___ SUPPLIED MATERIAL
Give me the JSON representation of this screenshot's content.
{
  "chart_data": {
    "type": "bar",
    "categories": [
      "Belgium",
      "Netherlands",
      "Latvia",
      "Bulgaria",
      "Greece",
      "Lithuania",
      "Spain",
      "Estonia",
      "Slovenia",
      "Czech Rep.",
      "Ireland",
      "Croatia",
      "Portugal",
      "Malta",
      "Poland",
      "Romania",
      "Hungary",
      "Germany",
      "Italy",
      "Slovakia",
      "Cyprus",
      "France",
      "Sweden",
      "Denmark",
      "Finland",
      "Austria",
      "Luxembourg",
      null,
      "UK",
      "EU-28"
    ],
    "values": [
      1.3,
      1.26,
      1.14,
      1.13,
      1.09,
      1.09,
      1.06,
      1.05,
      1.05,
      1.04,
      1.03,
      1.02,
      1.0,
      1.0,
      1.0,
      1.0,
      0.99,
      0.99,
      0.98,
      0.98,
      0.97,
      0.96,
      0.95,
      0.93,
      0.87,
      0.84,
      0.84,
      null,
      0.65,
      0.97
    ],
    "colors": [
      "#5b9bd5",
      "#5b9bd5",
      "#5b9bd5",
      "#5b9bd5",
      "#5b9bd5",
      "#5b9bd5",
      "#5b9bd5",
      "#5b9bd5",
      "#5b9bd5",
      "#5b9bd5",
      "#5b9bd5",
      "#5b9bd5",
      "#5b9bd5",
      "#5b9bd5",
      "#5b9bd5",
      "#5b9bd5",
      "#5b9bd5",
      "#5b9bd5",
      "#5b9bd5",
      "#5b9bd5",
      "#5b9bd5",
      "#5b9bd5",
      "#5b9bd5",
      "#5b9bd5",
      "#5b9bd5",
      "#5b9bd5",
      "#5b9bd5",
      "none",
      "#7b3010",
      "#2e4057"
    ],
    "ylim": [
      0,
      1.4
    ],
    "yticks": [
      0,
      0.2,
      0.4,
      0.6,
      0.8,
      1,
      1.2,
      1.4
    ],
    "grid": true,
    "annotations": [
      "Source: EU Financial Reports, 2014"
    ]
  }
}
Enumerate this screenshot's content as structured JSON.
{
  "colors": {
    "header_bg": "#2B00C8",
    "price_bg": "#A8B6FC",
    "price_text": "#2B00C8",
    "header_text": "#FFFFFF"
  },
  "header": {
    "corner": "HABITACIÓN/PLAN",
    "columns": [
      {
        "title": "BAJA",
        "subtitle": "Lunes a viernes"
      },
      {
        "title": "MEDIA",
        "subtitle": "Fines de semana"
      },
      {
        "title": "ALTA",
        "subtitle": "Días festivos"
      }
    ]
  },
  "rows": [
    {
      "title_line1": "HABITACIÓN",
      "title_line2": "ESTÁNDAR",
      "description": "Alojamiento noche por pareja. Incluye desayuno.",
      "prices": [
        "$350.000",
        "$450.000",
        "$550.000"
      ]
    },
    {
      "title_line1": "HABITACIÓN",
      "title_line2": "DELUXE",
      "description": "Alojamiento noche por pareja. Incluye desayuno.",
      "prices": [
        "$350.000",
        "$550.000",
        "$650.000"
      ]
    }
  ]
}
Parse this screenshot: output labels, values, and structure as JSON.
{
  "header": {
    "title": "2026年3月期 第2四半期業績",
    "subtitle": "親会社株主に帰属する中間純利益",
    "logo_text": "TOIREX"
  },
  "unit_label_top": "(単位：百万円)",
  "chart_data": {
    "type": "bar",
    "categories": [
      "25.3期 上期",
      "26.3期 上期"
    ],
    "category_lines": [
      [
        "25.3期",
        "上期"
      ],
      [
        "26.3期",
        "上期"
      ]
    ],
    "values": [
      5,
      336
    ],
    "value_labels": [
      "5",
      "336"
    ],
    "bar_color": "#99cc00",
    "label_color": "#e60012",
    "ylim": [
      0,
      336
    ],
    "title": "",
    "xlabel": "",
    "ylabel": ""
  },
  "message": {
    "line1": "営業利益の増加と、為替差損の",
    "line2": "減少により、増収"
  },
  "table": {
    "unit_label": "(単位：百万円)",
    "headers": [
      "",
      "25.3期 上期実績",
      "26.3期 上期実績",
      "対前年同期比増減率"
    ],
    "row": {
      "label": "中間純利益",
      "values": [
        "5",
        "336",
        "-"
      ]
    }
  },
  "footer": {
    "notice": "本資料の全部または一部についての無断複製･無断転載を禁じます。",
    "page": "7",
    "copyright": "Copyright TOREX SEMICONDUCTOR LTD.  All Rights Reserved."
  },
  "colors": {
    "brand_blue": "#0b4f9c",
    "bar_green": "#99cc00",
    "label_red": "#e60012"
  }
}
______
TASK>
Determine how many lines contain the word "values" and reply with that number alone.

ANSWER TO THIS EXERCISE>
4